**MATERIAL SUPPLIED**:
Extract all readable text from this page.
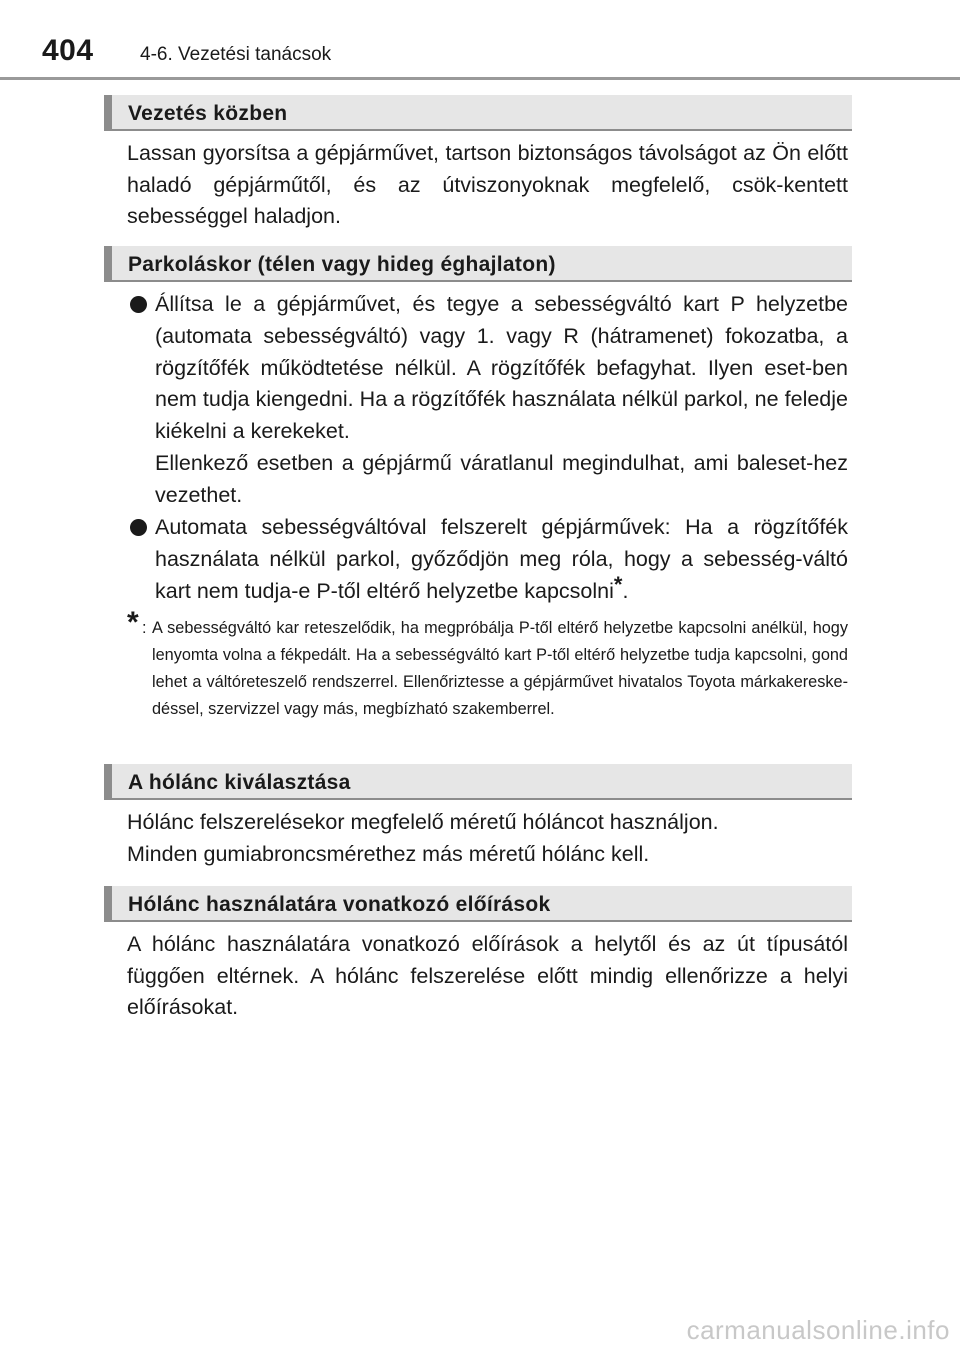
404 4-6. Vezetési tanácsok
Vezetés közben

Lassan gyorsítsa a gépjárművet, tartson biztonságos távolságot az Ön előtt haladó gépjárműtől, és az útviszonyoknak megfelelő, csök-kentett sebességgel haladjon.

Parkoláskor (télen vagy hideg éghajlaton)

Állítsa le a gépjárművet, és tegye a sebességváltó kart P helyzetbe (automata sebességváltó) vagy 1. vagy R (hátramenet) fokozatba, a rögzítőfék működtetése nélkül. A rögzítőfék befagyhat. Ilyen eset-ben nem tudja kiengedni. Ha a rögzítőfék használata nélkül parkol, ne feledje kiékelni a kerekeket.

Ellenkező esetben a gépjármű váratlanul megindulhat, ami baleset-hez vezethet.

Automata sebességváltóval felszerelt gépjárművek: Ha a rögzítőfék használata nélkül parkol, győződjön meg róla, hogy a sebesség-váltó kart nem tudja-e P-től eltérő helyzetbe kapcsolni*.

* : A sebességváltó kar reteszelődik, ha megpróbálja P-től eltérő helyzetbe kapcsolni anélkül, hogy lenyomta volna a fékpedált. Ha a sebességváltó kart P-től eltérő helyzetbe tudja kapcsolni, gond lehet a váltóreteszelő rendszerrel. Ellenőriztesse a gépjárművet hivatalos Toyota márkakereske-déssel, szervizzel vagy más, megbízható szakemberrel.
A hólánc kiválasztása

Hólánc felszerelésekor megfelelő méretű hóláncot használjon.

Minden gumiabroncsmérethez más méretű hólánc kell.

Hólánc használatára vonatkozó előírások

A hólánc használatára vonatkozó előírások a helytől és az út típusától függően eltérnek. A hólánc felszerelése előtt mindig ellenőrizze a helyi előírásokat.

carmanualsonline.info
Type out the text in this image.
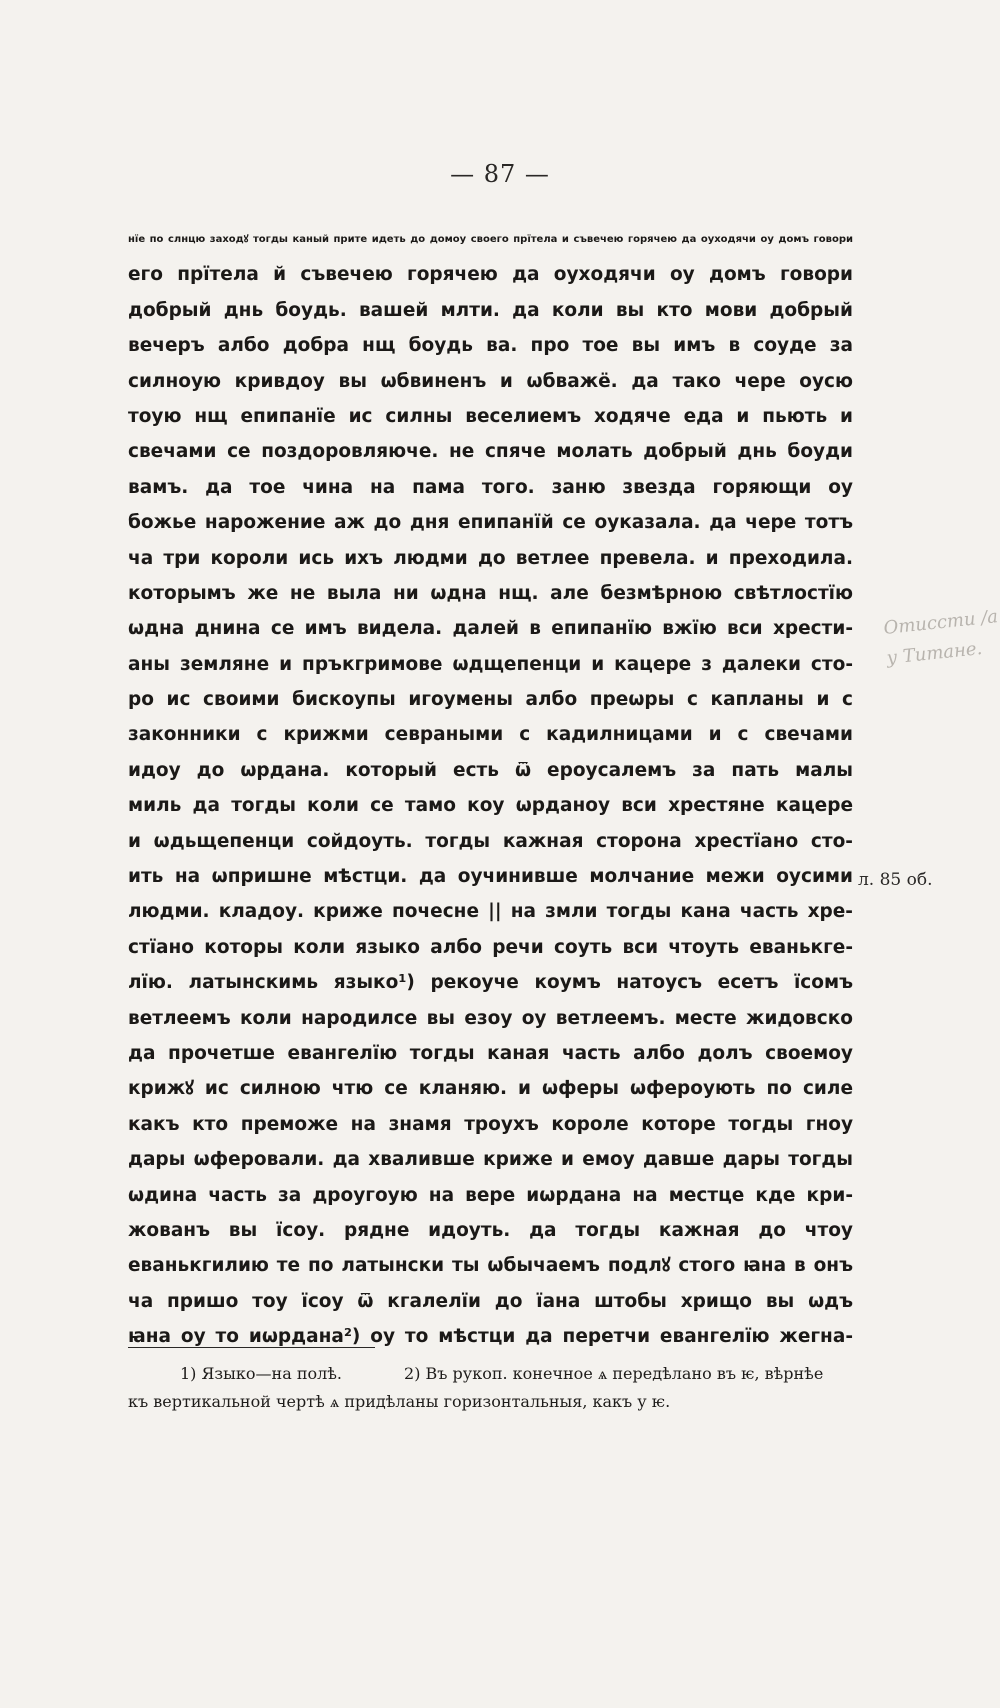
— 87 —
нїе по слнцю заходꙋ тогды каный прите идеть до домоу своего прїтела и съвечею горячею да оуходячи оу домъ говори
его прїтела й съвечею горячею да оуходячи оу домъ говори
добрый днь боудь. вашей млти. да коли вы кто мови добрый
вечеръ албо добра нщ боудь ва. про тое вы имъ в соуде за
силноую кривдоу вы ѡбвиненъ и ѡбважё. да тако чере оусю
тоую нщ епипанїе ис силны веселиемъ ходяче еда и пьють и
свечами се поздоровляюче. не спяче молать добрый днь боуди
вамъ. да тое чина на пама того. заню звезда горяющи оу
божье нарожение аж до дня епипанїй се оуказала. да чере тотъ
ча три короли ись ихъ людми до ветлее превела. и преходила.
которымъ же не выла ни ѡдна нщ. але безмѣрною свѣтлостїю
ѡдна днина се имъ видела. далей в епипанїю вжїю вси хрести-
аны земляне и пръкгримове ѡдщепенци и кацере з далеки сто-
ро ис своими бискоупы игоумены албо преѡры с капланы и с
законники с крижми севраными с кадилницами и с свечами
идоу до ѡрдана. который есть ѿ ероусалемъ за пать малы
миль да тогды коли се тамо коу ѡрданоу вси хрестяне кацере
и ѡдьщепенци сойдоуть. тогды кажная сторона хрестїано сто-
ить на ѡпришне мѣстци. да оучинивше молчание межи оусими
людми. кладоу. криже почесне || на змли тогды кана часть хре-
стїано которы коли языко албо речи соуть вси чтоуть еванькге-
лїю. латынскимь языко¹) рекоуче коумъ натоусъ есетъ їсомъ
ветлеемъ коли народилсе вы езоу оу ветлеемъ. месте жидовско
да прочетше евангелїю тогды каная часть албо долъ своемоу
крижꙋ ис силною чтю се кланяю. и ѡферы ѡфероують по силе
какъ кто преможе на знамя троухъ короле которе тогды гноу
дары ѡферовали. да хваливше криже и емоу давше дары тогды
ѡдина часть за дроугоую на вере иѡрдана на местце кде кри-
жованъ вы їсоу. рядне идоуть. да тогды кажная до чтоу
еванькгилию те по латынски ты ѡбычаемъ подлꙋ стого ꙗна в онъ
ча пришо тоу їсоу ѿ кгалелїи до їана штобы хрищо вы ѡдъ
ꙗна оу то иѡрдана²) оу то мѣстци да перетчи евангелїю жегна-
Отиссти /а
у Титане.
л. 85 об.
1) Языко—на полѣ.	2) Въ рукоп. конечное ѧ передѣлано въ ѥ, вѣрнѣе
къ вертикальной чертѣ ѧ придѣланы горизонтальныя, какъ у ѥ.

**WHAT TO PRODUCE**: Return each line from the material above exactly, but not the pictures.

**SOLUTION**:
Extract all readable text from this page.
404 4-6. Vezetési tanácsok
Vezetés közben

Lassan gyorsítsa a gépjárművet, tartson biztonságos távolságot az Ön előtt haladó gépjárműtől, és az útviszonyoknak megfelelő, csök-kentett sebességgel haladjon.

Parkoláskor (télen vagy hideg éghajlaton)

Állítsa le a gépjárművet, és tegye a sebességváltó kart P helyzetbe (automata sebességváltó) vagy 1. vagy R (hátramenet) fokozatba, a rögzítőfék működtetése nélkül. A rögzítőfék befagyhat. Ilyen eset-ben nem tudja kiengedni. Ha a rögzítőfék használata nélkül parkol, ne feledje kiékelni a kerekeket.

Ellenkező esetben a gépjármű váratlanul megindulhat, ami baleset-hez vezethet.

Automata sebességváltóval felszerelt gépjárművek: Ha a rögzítőfék használata nélkül parkol, győződjön meg róla, hogy a sebesség-váltó kart nem tudja-e P-től eltérő helyzetbe kapcsolni*.

* : A sebességváltó kar reteszelődik, ha megpróbálja P-től eltérő helyzetbe kapcsolni anélkül, hogy lenyomta volna a fékpedált. Ha a sebességváltó kart P-től eltérő helyzetbe tudja kapcsolni, gond lehet a váltóreteszelő rendszerrel. Ellenőriztesse a gépjárművet hivatalos Toyota márkakereske-déssel, szervizzel vagy más, megbízható szakemberrel.
A hólánc kiválasztása

Hólánc felszerelésekor megfelelő méretű hóláncot használjon.

Minden gumiabroncsmérethez más méretű hólánc kell.

Hólánc használatára vonatkozó előírások

A hólánc használatára vonatkozó előírások a helytől és az út típusától függően eltérnek. A hólánc felszerelése előtt mindig ellenőrizze a helyi előírásokat.

carmanualsonline.info
Type out the text in this image.
— 87 —
нїе по слнцю заходꙋ тогды каный прите идеть до домоу своего прїтела и съвечею горячею да оуходячи оу домъ говори
его прїтела й съвечею горячею да оуходячи оу домъ говори
добрый днь боудь. вашей млти. да коли вы кто мови добрый
вечеръ албо добра нщ боудь ва. про тое вы имъ в соуде за
силноую кривдоу вы ѡбвиненъ и ѡбважё. да тако чере оусю
тоую нщ епипанїе ис силны веселиемъ ходяче еда и пьють и
свечами се поздоровляюче. не спяче молать добрый днь боуди
вамъ. да тое чина на пама того. заню звезда горяющи оу
божье нарожение аж до дня епипанїй се оуказала. да чере тотъ
ча три короли ись ихъ людми до ветлее превела. и преходила.
которымъ же не выла ни ѡдна нщ. але безмѣрною свѣтлостїю
ѡдна днина се имъ видела. далей в епипанїю вжїю вси хрести-
аны земляне и пръкгримове ѡдщепенци и кацере з далеки сто-
ро ис своими бискоупы игоумены албо преѡры с капланы и с
законники с крижми севраными с кадилницами и с свечами
идоу до ѡрдана. который есть ѿ ероусалемъ за пать малы
миль да тогды коли се тамо коу ѡрданоу вси хрестяне кацере
и ѡдьщепенци сойдоуть. тогды кажная сторона хрестїано сто-
ить на ѡпришне мѣстци. да оучинивше молчание межи оусими
людми. кладоу. криже почесне || на змли тогды кана часть хре-
стїано которы коли языко албо речи соуть вси чтоуть еванькге-
лїю. латынскимь языко¹) рекоуче коумъ натоусъ есетъ їсомъ
ветлеемъ коли народилсе вы езоу оу ветлеемъ. месте жидовско
да прочетше евангелїю тогды каная часть албо долъ своемоу
крижꙋ ис силною чтю се кланяю. и ѡферы ѡфероують по силе
какъ кто преможе на знамя троухъ короле которе тогды гноу
дары ѡферовали. да хваливше криже и емоу давше дары тогды
ѡдина часть за дроугоую на вере иѡрдана на местце кде кри-
жованъ вы їсоу. рядне идоуть. да тогды кажная до чтоу
еванькгилию те по латынски ты ѡбычаемъ подлꙋ стого ꙗна в онъ
ча пришо тоу їсоу ѿ кгалелїи до їана штобы хрищо вы ѡдъ
ꙗна оу то иѡрдана²) оу то мѣстци да перетчи евангелїю жегна-
Отиссти /а
у Титане.
л. 85 об.
1) Языко—на полѣ.	2) Въ рукоп. конечное ѧ передѣлано въ ѥ, вѣрнѣе
къ вертикальной чертѣ ѧ придѣланы горизонтальныя, какъ у ѥ.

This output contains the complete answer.